**What needs to be done:**
Gather from the material every line that contains the string "thirty".

══ Dataset rows ══

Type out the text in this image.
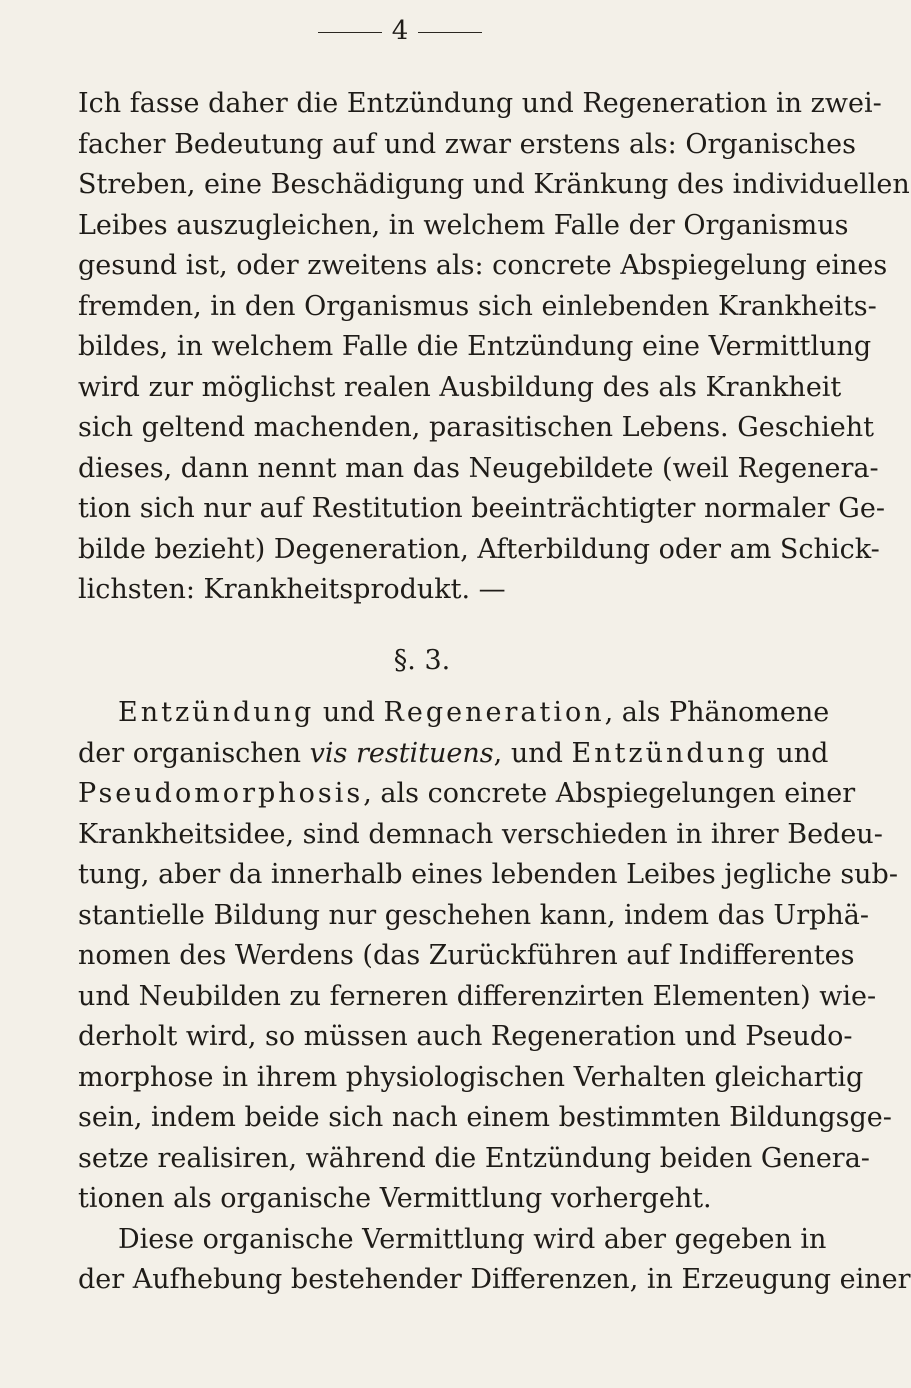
4
Ich fasse daher die Entzündung und Regeneration in zwei-
facher Bedeutung auf und zwar erstens als: Organisches
Streben, eine Beschädigung und Kränkung des individuellen
Leibes auszugleichen, in welchem Falle der Organismus
gesund ist, oder zweitens als: concrete Abspiegelung eines
fremden, in den Organismus sich einlebenden Krankheits-
bildes, in welchem Falle die Entzündung eine Vermittlung
wird zur möglichst realen Ausbildung des als Krankheit
sich geltend machenden, parasitischen Lebens. Geschieht
dieses, dann nennt man das Neugebildete (weil Regenera-
tion sich nur auf Restitution beeinträchtigter normaler Ge-
bilde bezieht) Degeneration, Afterbildung oder am Schick-
lichsten: Krankheitsprodukt. —
§. 3.
Entzündung und Regeneration, als Phänomene
der organischen vis restituens, und Entzündung und
Pseudomorphosis, als concrete Abspiegelungen einer
Krankheitsidee, sind demnach verschieden in ihrer Bedeu-
tung, aber da innerhalb eines lebenden Leibes jegliche sub-
stantielle Bildung nur geschehen kann, indem das Urphä-
nomen des Werdens (das Zurückführen auf Indifferentes
und Neubilden zu ferneren differenzirten Elementen) wie-
derholt wird, so müssen auch Regeneration und Pseudo-
morphose in ihrem physiologischen Verhalten gleichartig
sein, indem beide sich nach einem bestimmten Bildungsge-
setze realisiren, während die Entzündung beiden Genera-
tionen als organische Vermittlung vorhergeht.
Diese organische Vermittlung wird aber gegeben in
der Aufhebung bestehender Differenzen, in Erzeugung einer
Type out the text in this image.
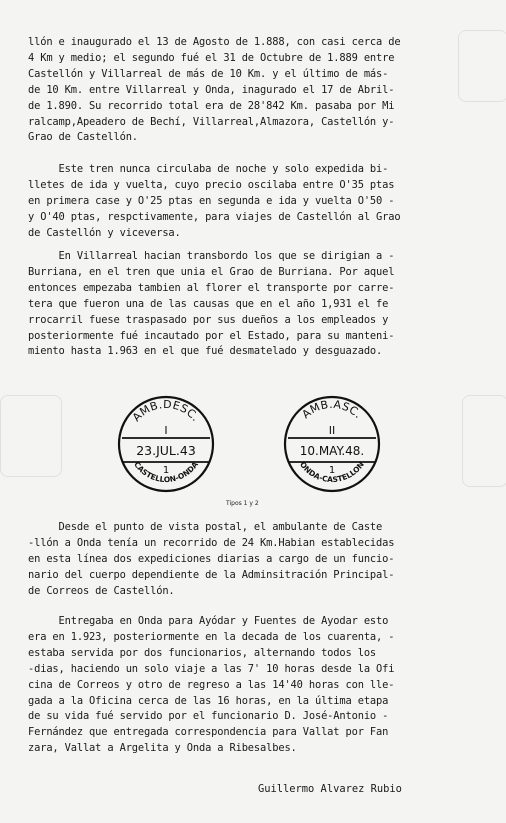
llón e inaugurado el 13 de Agosto de 1.888, con casi cerca de
4 Km y medio; el segundo fué el 31 de Octubre de 1.889 entre
Castellón y Villarreal de más de 10 Km. y el último de más-
de 10 Km. entre Villarreal y Onda, inagurado el 17 de Abril-
de 1.890. Su recorrido total era de 28'842 Km. pasaba por Mi
ralcamp,Apeadero de Bechí, Villarreal,Almazora, Castellón y-
Grao de Castellón.
Este tren nunca circulaba de noche y solo expedida bi-
lletes de ida y vuelta, cuyo precio oscilaba entre O'35 ptas
en primera case y O'25 ptas en segunda e ida y vuelta O'50 -
y O'40 ptas, respctivamente, para viajes de Castellón al Grao
de Castellón y viceversa.
En Villarreal hacian transbordo los que se dirigian a -
Burriana, en el tren que unia el Grao de Burriana. Por aquel
entonces empezaba tambien al florer el transporte por carre-
tera que fueron una de las causas que en el año 1,931 el fe
rrocarril fuese traspasado por sus dueños a los empleados y
posteriormente fué incautado por el Estado, para su manteni-
miento hasta 1.963 en el que fué desmatelado y desguazado.
AMB.DESC.
I
23.JUL.43
1
CASTELLON-ONDA
AMB.ASC.
II
10.MAY.48.
1
ONDA-CASTELLON
Tipos 1 y 2
Desde el punto de vista postal, el ambulante de Caste
-llón a Onda tenía un recorrido de 24 Km.Habian establecidas
en esta línea dos expediciones diarias a cargo de un funcio-
nario del cuerpo dependiente de la Adminsitración Principal-
de Correos de Castellón.
Entregaba en Onda para Ayódar y Fuentes de Ayodar esto
era en 1.923, posteriormente en la decada de los cuarenta, -
estaba servida por dos funcionarios, alternando todos los
-dias, haciendo un solo viaje a las 7' 10 horas desde la Ofi
cina de Correos y otro de regreso a las 14'40 horas con lle-
gada a la Oficina cerca de las 16 horas, en la última etapa
de su vida fué servido por el funcionario D. José-Antonio -
Fernández que entregada correspondencia para Vallat por Fan
zara, Vallat a Argelita y Onda a Ribesalbes.
Guillermo Alvarez Rubio
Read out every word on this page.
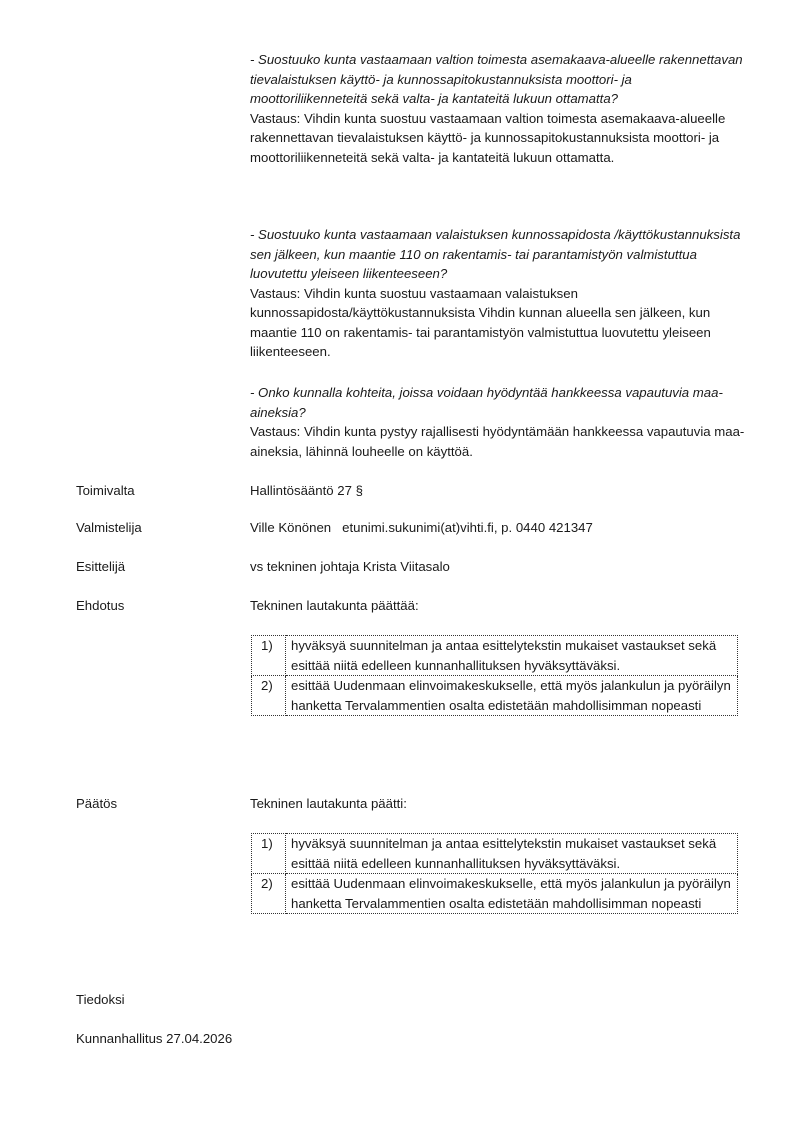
- Suostuuko kunta vastaamaan valtion toimesta asemakaava-alueelle rakennettavan tievalaistuksen käyttö- ja kunnossapitokustannuksista moottori- ja moottoriliikenneteitä sekä valta- ja kantateitä lukuun ottamatta?
Vastaus: Vihdin kunta suostuu vastaamaan valtion toimesta asemakaava-alueelle rakennettavan tievalaistuksen käyttö- ja kunnossapitokustannuksista moottori- ja moottoriliikenneteitä sekä valta- ja kantateitä lukuun ottamatta.
- Suostuuko kunta vastaamaan valaistuksen kunnossapidosta /käyttökustannuksista sen jälkeen, kun maantie 110 on rakentamis- tai parantamistyön valmistuttua luovutettu yleiseen liikenteeseen?
Vastaus: Vihdin kunta suostuu vastaamaan valaistuksen kunnossapidosta/käyttökustannuksista Vihdin kunnan alueella sen jälkeen, kun maantie 110 on rakentamis- tai parantamistyön valmistuttua luovutettu yleiseen liikenteeseen.
- Onko kunnalla kohteita, joissa voidaan hyödyntää hankkeessa vapautuvia maa-aineksia?
Vastaus: Vihdin kunta pystyy rajallisesti hyödyntämään hankkeessa vapautuvia maa-aineksia, lähinnä louheelle on käyttöä.
Toimivalta	Hallintösääntö 27 §
Valmistelija	Ville Könönen   etunimi.sukunimi(at)vihti.fi, p. 0440 421347
Esittelijä	vs tekninen johtaja Krista Viitasalo
Ehdotus	Tekninen lautakunta päättää:
1)	hyväksyä suunnitelman ja antaa esittelytekstin mukaiset vastaukset sekä esittää niitä edelleen kunnanhallituksen hyväksyttäväksi.
2)	esittää Uudenmaan elinvoimakeskukselle, että myös jalankulun ja pyöräilyn hanketta Tervalammentien osalta edistetään mahdollisimman nopeasti
Päätös	Tekninen lautakunta päätti:
1)	hyväksyä suunnitelman ja antaa esittelytekstin mukaiset vastaukset sekä esittää niitä edelleen kunnanhallituksen hyväksyttäväksi.
2)	esittää Uudenmaan elinvoimakeskukselle, että myös jalankulun ja pyöräilyn hanketta Tervalammentien osalta edistetään mahdollisimman nopeasti
Tiedoksi
Kunnanhallitus 27.04.2026
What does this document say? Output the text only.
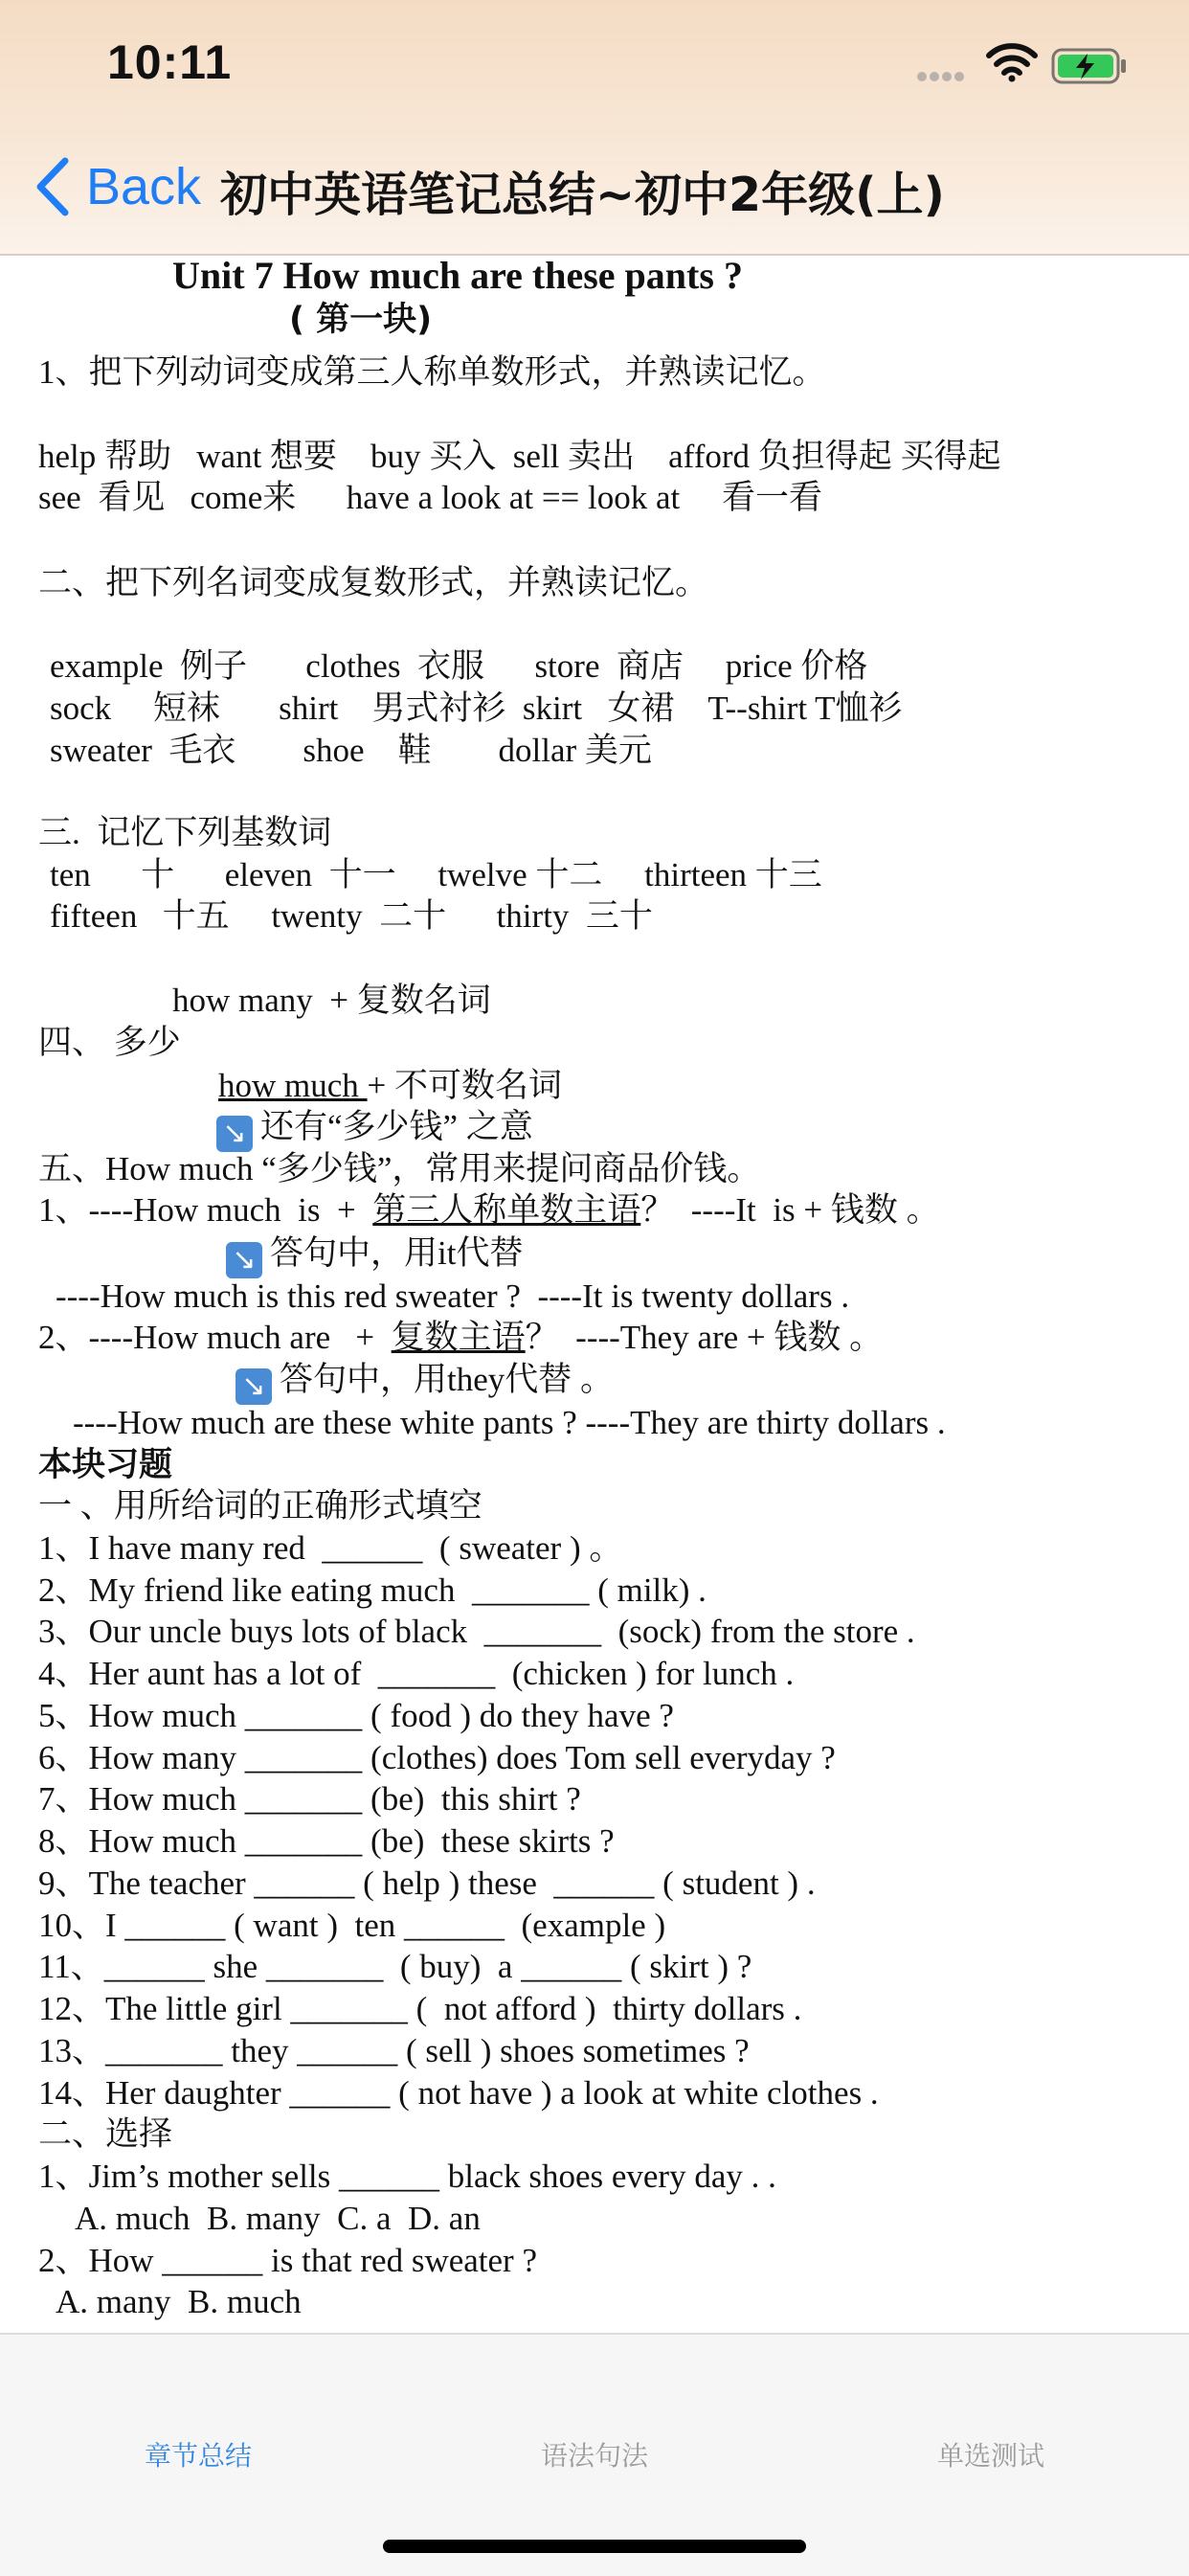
10:11
Back 初中英语笔记总结~初中2年级(上)
Unit 7 How much are these pants ?
( 第一块)
1、把下列动词变成第三人称单数形式，并熟读记忆。
help 帮助   want 想要    buy 买入  sell 卖出    afford 负担得起 买得起
see  看见   come来      have a look at == look at     看一看
二、把下列名词变成复数形式，并熟读记忆。
example  例子       clothes  衣服      store  商店     price 价格
sock     短袜       shirt    男式衬衫  skirt   女裙    T--shirt T恤衫
sweater  毛衣        shoe    鞋        dollar 美元
三.  记忆下列基数词
ten      十      eleven  十一     twelve 十二     thirteen 十三
fifteen   十五     twenty  二十      thirty  三十
how many  + 复数名词
四、 多少
how much + 不可数名词
↘ 还有“多少钱” 之意
五、How much “多少钱”，常用来提问商品价钱。
1、----How much  is  +  第三人称单数主语？  ----It  is + 钱数 。
↘ 答句中，用it代替
----How much is this red sweater ?  ----It is twenty dollars .
2、----How much are   +  复数主语？  ----They are + 钱数 。
↘ 答句中，用they代替 。
----How much are these white pants ? ----They are thirty dollars .
本块习题
一 、用所给词的正确形式填空
1、I have many red  ______  ( sweater ) 。
2、My friend like eating much  _______ ( milk) .
3、Our uncle buys lots of black  _______  (sock) from the store .
4、Her aunt has a lot of  _______  (chicken ) for lunch .
5、How much _______ ( food ) do they have ?
6、How many _______ (clothes) does Tom sell everyday ?
7、How much _______ (be)  this shirt ?
8、How much _______ (be)  these skirts ?
9、The teacher ______ ( help ) these  ______ ( student ) .
10、I ______ ( want )  ten ______  (example )
11、______ she _______  ( buy)  a ______ ( skirt ) ?
12、The little girl _______ (  not afford )  thirty dollars .
13、_______ they ______ ( sell ) shoes sometimes ?
14、Her daughter ______ ( not have ) a look at white clothes .
二、选择
1、Jim’s mother sells ______ black shoes every day . .
A. much  B. many  C. a  D. an
2、How ______ is that red sweater ?
A. many  B. much
章节总结	语法句法	单选测试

═══

**Finished exercise:**
fifteen   十五     twenty  二十      thirty  三十
----How much are these white pants ? ----They are thirty dollars .
12、The little girl _______ (  not afford )  thirty dollars .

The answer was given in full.